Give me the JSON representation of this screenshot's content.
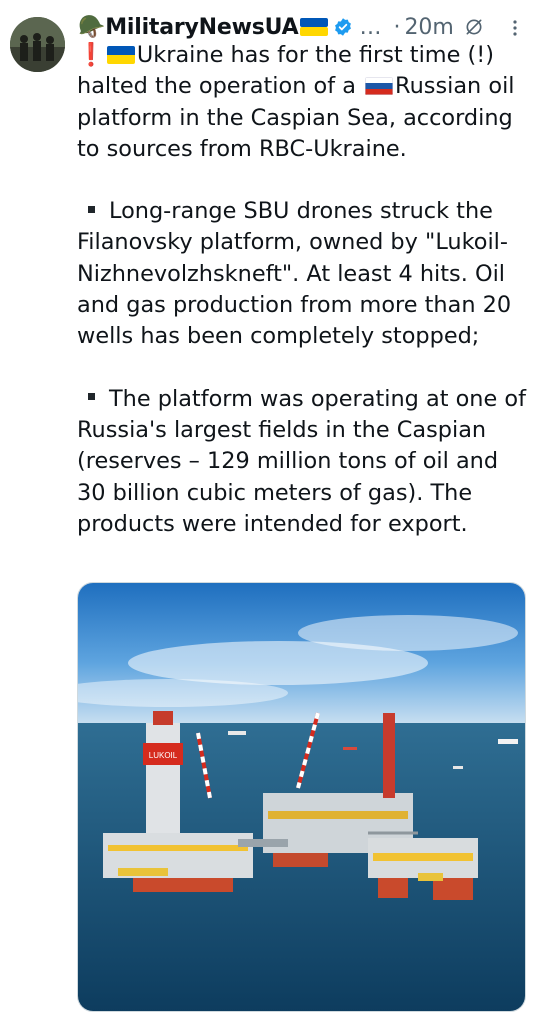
{
  "post": {
    "author_emoji": "🪖",
    "author_name": "MilitaryNewsUA",
    "ellipsis": "…",
    "separator": "·",
    "time": "20m",
    "icons": {
      "avatar": "avatar",
      "flag": "ukraine-flag-icon",
      "verified": "verified-badge-icon",
      "grok": "grok-icon",
      "more": "more-icon"
    }
  },
  "body": {
    "line1_exclaim": "❗",
    "line1_a": "Ukraine has for the first time (!) halted the operation of a ",
    "line1_b": "Russian oil platform in the Caspian Sea, according to sources from RBC-Ukraine.",
    "bullet1": "Long-range SBU drones struck the Filanovsky platform, owned by \"Lukoil-Nizhnevolzhskneft\". At least 4 hits. Oil and gas production from more than 20 wells has been completely stopped;",
    "bullet2": "The platform was operating at one of Russia's largest fields in the Caspian (reserves – 129 million tons of oil and 30 billion cubic meters of gas). The products were intended for export."
  },
  "media": {
    "label": "photo",
    "platform_sign": "LUKOIL"
  },
  "colors": {
    "text": "#0f1419",
    "secondary": "#536471",
    "verified": "#1d9bf0",
    "ukraine_blue": "#0057b7",
    "ukraine_yellow": "#ffd700"
  }
}
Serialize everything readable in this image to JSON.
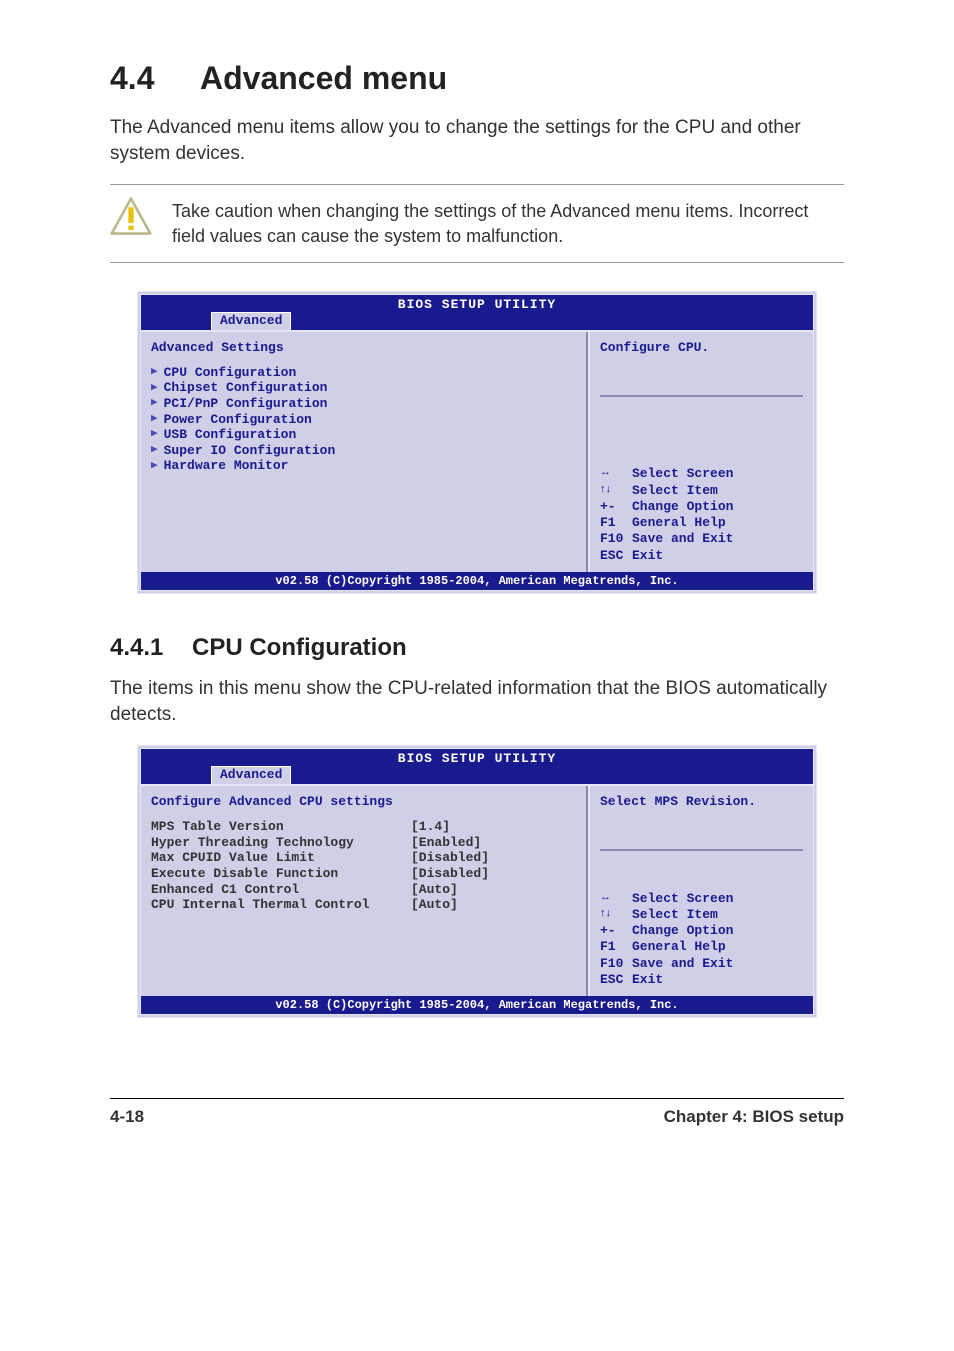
{
  "section": {
    "number": "4.4",
    "title": "Advanced menu",
    "intro": "The Advanced menu items allow you to change the settings for the CPU and other system devices."
  },
  "caution": {
    "text": "Take caution when changing the settings of the Advanced menu items. Incorrect field values can cause the system to malfunction."
  },
  "bios1": {
    "header_title": "BIOS SETUP UTILITY",
    "tab": "Advanced",
    "panel_heading": "Advanced Settings",
    "menu_items": [
      "CPU Configuration",
      "Chipset Configuration",
      "PCI/PnP Configuration",
      "Power Configuration",
      "USB Configuration",
      "Super IO Configuration",
      "Hardware Monitor"
    ],
    "help_top": "Configure CPU.",
    "keys": [
      {
        "k": "↔",
        "icon": true,
        "t": "Select Screen"
      },
      {
        "k": "↑↓",
        "icon": true,
        "t": "Select Item"
      },
      {
        "k": "+-",
        "t": "Change Option"
      },
      {
        "k": "F1",
        "t": "General Help"
      },
      {
        "k": "F10",
        "t": "Save and Exit"
      },
      {
        "k": "ESC",
        "t": "Exit"
      }
    ],
    "footer": "v02.58 (C)Copyright 1985-2004, American Megatrends, Inc."
  },
  "subsection": {
    "number": "4.4.1",
    "title": "CPU Configuration",
    "intro": "The items in this menu show the CPU-related information that the BIOS automatically detects."
  },
  "bios2": {
    "header_title": "BIOS SETUP UTILITY",
    "tab": "Advanced",
    "panel_heading": "Configure Advanced CPU settings",
    "settings": [
      {
        "label": "MPS Table Version",
        "value": "[1.4]"
      },
      {
        "label": "Hyper Threading Technology",
        "value": "[Enabled]"
      },
      {
        "label": "Max CPUID Value Limit",
        "value": "[Disabled]"
      },
      {
        "label": "Execute Disable Function",
        "value": "[Disabled]"
      },
      {
        "label": "Enhanced C1 Control",
        "value": "[Auto]"
      },
      {
        "label": "CPU Internal Thermal Control",
        "value": "[Auto]"
      }
    ],
    "help_top": "Select MPS Revision.",
    "keys": [
      {
        "k": "↔",
        "icon": true,
        "t": "Select Screen"
      },
      {
        "k": "↑↓",
        "icon": true,
        "t": "Select Item"
      },
      {
        "k": "+-",
        "t": "Change Option"
      },
      {
        "k": "F1",
        "t": "General Help"
      },
      {
        "k": "F10",
        "t": "Save and Exit"
      },
      {
        "k": "ESC",
        "t": "Exit"
      }
    ],
    "footer": "v02.58 (C)Copyright 1985-2004, American Megatrends, Inc."
  },
  "page_footer": {
    "left": "4-18",
    "right": "Chapter 4: BIOS setup"
  }
}
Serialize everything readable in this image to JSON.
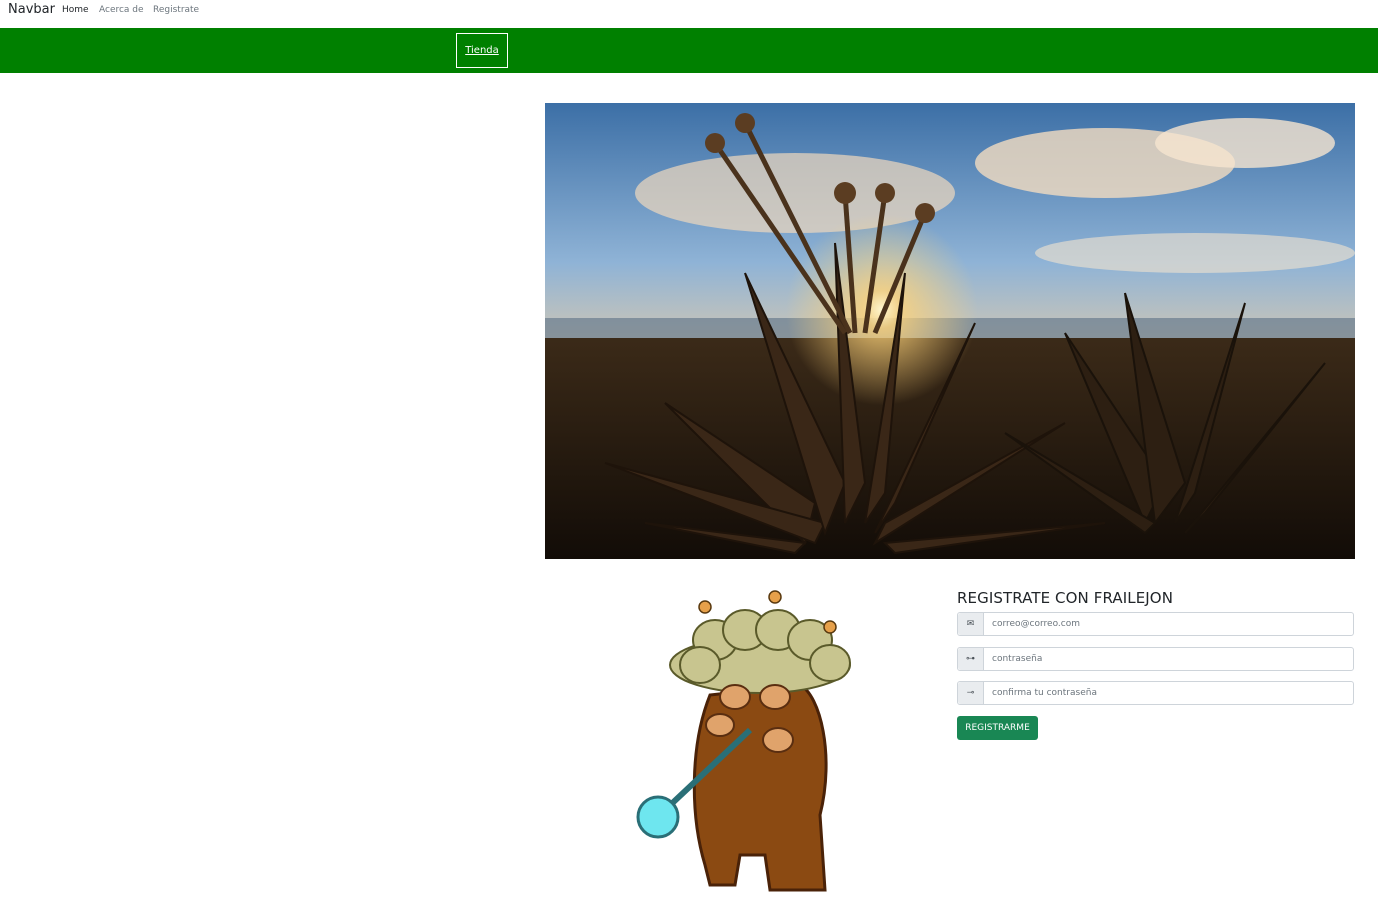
{
  "navbar": {
    "brand": "Navbar",
    "links": [
      {
        "label": "Home",
        "active": true
      },
      {
        "label": "Acerca de",
        "active": false
      },
      {
        "label": "Registrate",
        "active": false
      }
    ]
  },
  "banner": {
    "color": "#008000",
    "shop_button": "Tienda"
  },
  "hero": {
    "image": "frailejon-sunset-photo"
  },
  "mascot": {
    "image": "frailejon-mascot-illustration"
  },
  "form": {
    "title": "REGISTRATE CON FRAILEJON",
    "fields": [
      {
        "icon": "email-icon",
        "placeholder": "correo@correo.com"
      },
      {
        "icon": "key-outline-icon",
        "placeholder": "contraseña"
      },
      {
        "icon": "key-solid-icon",
        "placeholder": "confirma tu contraseña"
      }
    ],
    "submit_label": "REGISTRARME",
    "submit_color": "#198754"
  }
}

------------------------------------------------

#### TO BE DONE
Write out all the records again, exactly, minus any pictures.

#### OUTPUT OF THE TASK
Give me the JSON representation of this screenshot's content.
{
  "post": {
    "author_emoji": "🪖",
    "author_name": "MilitaryNewsUA",
    "ellipsis": "…",
    "separator": "·",
    "time": "20m",
    "icons": {
      "avatar": "avatar",
      "flag": "ukraine-flag-icon",
      "verified": "verified-badge-icon",
      "grok": "grok-icon",
      "more": "more-icon"
    }
  },
  "body": {
    "line1_exclaim": "❗",
    "line1_a": "Ukraine has for the first time (!) halted the operation of a ",
    "line1_b": "Russian oil platform in the Caspian Sea, according to sources from RBC-Ukraine.",
    "bullet1": "Long-range SBU drones struck the Filanovsky platform, owned by \"Lukoil-Nizhnevolzhskneft\". At least 4 hits. Oil and gas production from more than 20 wells has been completely stopped;",
    "bullet2": "The platform was operating at one of Russia's largest fields in the Caspian (reserves – 129 million tons of oil and 30 billion cubic meters of gas). The products were intended for export."
  },
  "media": {
    "label": "photo",
    "platform_sign": "LUKOIL"
  },
  "colors": {
    "text": "#0f1419",
    "secondary": "#536471",
    "verified": "#1d9bf0",
    "ukraine_blue": "#0057b7",
    "ukraine_yellow": "#ffd700"
  }
}
Serialize everything readable in this image to JSON.
{
  "section": {
    "number": "4.4",
    "title": "Advanced menu",
    "intro": "The Advanced menu items allow you to change the settings for the CPU and other system devices."
  },
  "caution": {
    "text": "Take caution when changing the settings of the Advanced menu items. Incorrect field values can cause the system to malfunction."
  },
  "bios1": {
    "header_title": "BIOS SETUP UTILITY",
    "tab": "Advanced",
    "panel_heading": "Advanced Settings",
    "menu_items": [
      "CPU Configuration",
      "Chipset Configuration",
      "PCI/PnP Configuration",
      "Power Configuration",
      "USB Configuration",
      "Super IO Configuration",
      "Hardware Monitor"
    ],
    "help_top": "Configure CPU.",
    "keys": [
      {
        "k": "↔",
        "icon": true,
        "t": "Select Screen"
      },
      {
        "k": "↑↓",
        "icon": true,
        "t": "Select Item"
      },
      {
        "k": "+-",
        "t": "Change Option"
      },
      {
        "k": "F1",
        "t": "General Help"
      },
      {
        "k": "F10",
        "t": "Save and Exit"
      },
      {
        "k": "ESC",
        "t": "Exit"
      }
    ],
    "footer": "v02.58 (C)Copyright 1985-2004, American Megatrends, Inc."
  },
  "subsection": {
    "number": "4.4.1",
    "title": "CPU Configuration",
    "intro": "The items in this menu show the CPU-related information that the BIOS automatically detects."
  },
  "bios2": {
    "header_title": "BIOS SETUP UTILITY",
    "tab": "Advanced",
    "panel_heading": "Configure Advanced CPU settings",
    "settings": [
      {
        "label": "MPS Table Version",
        "value": "[1.4]"
      },
      {
        "label": "Hyper Threading Technology",
        "value": "[Enabled]"
      },
      {
        "label": "Max CPUID Value Limit",
        "value": "[Disabled]"
      },
      {
        "label": "Execute Disable Function",
        "value": "[Disabled]"
      },
      {
        "label": "Enhanced C1 Control",
        "value": "[Auto]"
      },
      {
        "label": "CPU Internal Thermal Control",
        "value": "[Auto]"
      }
    ],
    "help_top": "Select MPS Revision.",
    "keys": [
      {
        "k": "↔",
        "icon": true,
        "t": "Select Screen"
      },
      {
        "k": "↑↓",
        "icon": true,
        "t": "Select Item"
      },
      {
        "k": "+-",
        "t": "Change Option"
      },
      {
        "k": "F1",
        "t": "General Help"
      },
      {
        "k": "F10",
        "t": "Save and Exit"
      },
      {
        "k": "ESC",
        "t": "Exit"
      }
    ],
    "footer": "v02.58 (C)Copyright 1985-2004, American Megatrends, Inc."
  },
  "page_footer": {
    "left": "4-18",
    "right": "Chapter 4: BIOS setup"
  }
}
Serialize everything readable in this image to JSON.
{
  "navbar": {
    "brand": "Navbar",
    "links": [
      {
        "label": "Home",
        "active": true
      },
      {
        "label": "Acerca de",
        "active": false
      },
      {
        "label": "Registrate",
        "active": false
      }
    ]
  },
  "banner": {
    "color": "#008000",
    "shop_button": "Tienda"
  },
  "hero": {
    "image": "frailejon-sunset-photo"
  },
  "mascot": {
    "image": "frailejon-mascot-illustration"
  },
  "form": {
    "title": "REGISTRATE CON FRAILEJON",
    "fields": [
      {
        "icon": "email-icon",
        "placeholder": "correo@correo.com"
      },
      {
        "icon": "key-outline-icon",
        "placeholder": "contraseña"
      },
      {
        "icon": "key-solid-icon",
        "placeholder": "confirma tu contraseña"
      }
    ],
    "submit_label": "REGISTRARME",
    "submit_color": "#198754"
  }
}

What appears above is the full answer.